--- DATA FOR THIS TASK ---

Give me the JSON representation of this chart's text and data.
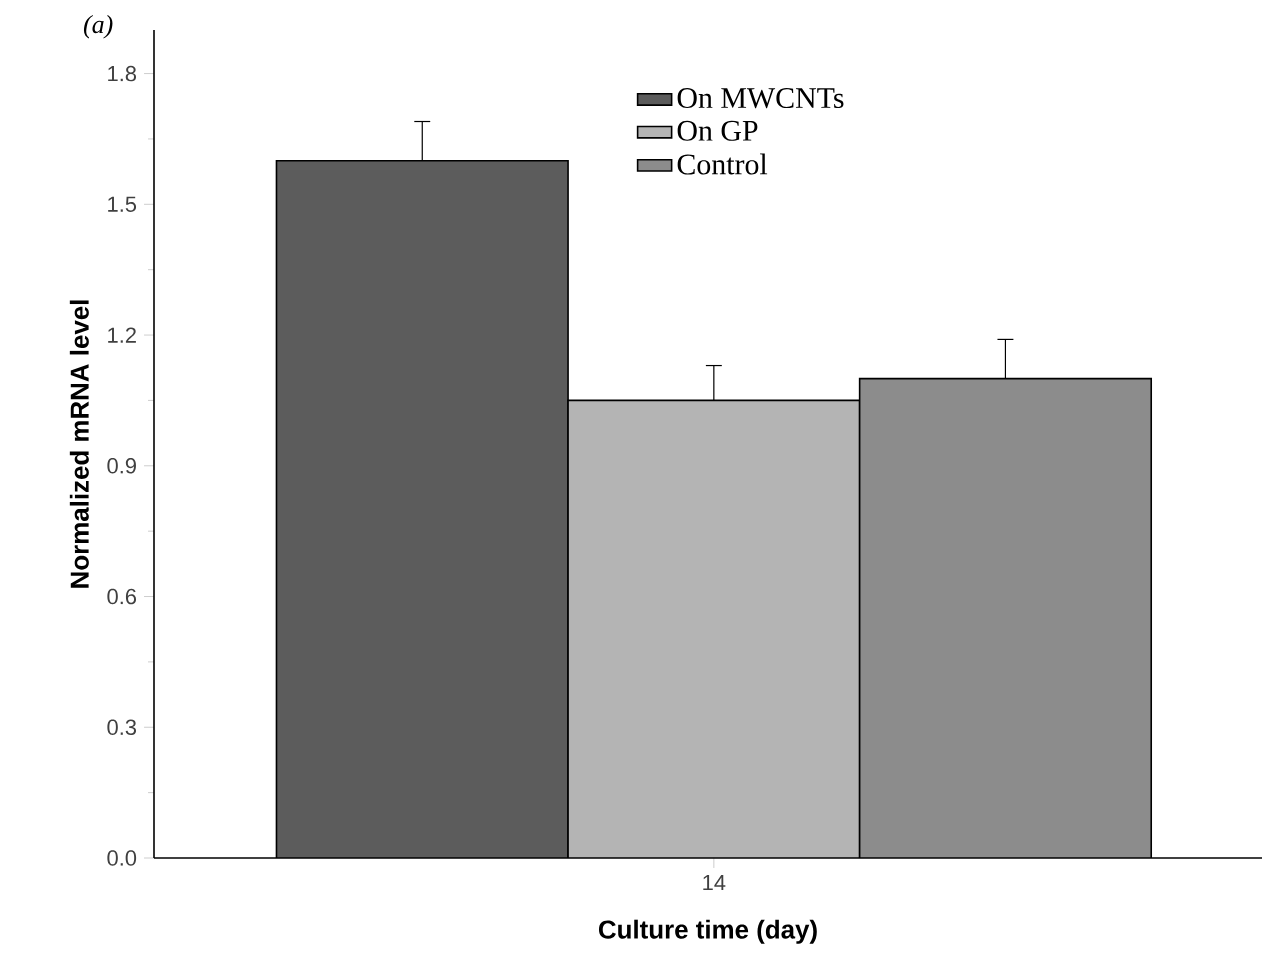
{
  "chart_data": {
    "type": "bar",
    "xlabel": "Culture time (day)",
    "ylabel": "Normalized mRNA level",
    "annotations": [
      "(a)"
    ],
    "categories": [
      "14"
    ],
    "series": [
      {
        "name": "On MWCNTs",
        "color": "#5c5c5c",
        "values": [
          1.6
        ],
        "errors": [
          0.09
        ]
      },
      {
        "name": "On GP",
        "color": "#b4b4b4",
        "values": [
          1.05
        ],
        "errors": [
          0.08
        ]
      },
      {
        "name": "Control",
        "color": "#8c8c8c",
        "values": [
          1.1
        ],
        "errors": [
          0.09
        ]
      }
    ],
    "ylim": [
      0,
      1.9
    ],
    "yticks": [
      {
        "value": 0,
        "label": "0.0"
      },
      0.3,
      0.6,
      0.9,
      1.2,
      1.5,
      1.8
    ],
    "grid": false,
    "legend": "top right"
  }
}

---

| TASK DETAILS |
Each of the entries above must be output exactly, with none of the pictures.

| ANSWER FOR THIS EXERCISE |
Give me the JSON representation of this chart's text and data.
{
  "chart_data": {
    "type": "bar",
    "xlabel": "Culture time (day)",
    "ylabel": "Normalized mRNA level",
    "annotations": [
      "(a)"
    ],
    "categories": [
      "14"
    ],
    "series": [
      {
        "name": "On MWCNTs",
        "color": "#5c5c5c",
        "values": [
          1.6
        ],
        "errors": [
          0.09
        ]
      },
      {
        "name": "On GP",
        "color": "#b4b4b4",
        "values": [
          1.05
        ],
        "errors": [
          0.08
        ]
      },
      {
        "name": "Control",
        "color": "#8c8c8c",
        "values": [
          1.1
        ],
        "errors": [
          0.09
        ]
      }
    ],
    "ylim": [
      0,
      1.9
    ],
    "yticks": [
      {
        "value": 0,
        "label": "0.0"
      },
      0.3,
      0.6,
      0.9,
      1.2,
      1.5,
      1.8
    ],
    "grid": false,
    "legend": "top right"
  }
}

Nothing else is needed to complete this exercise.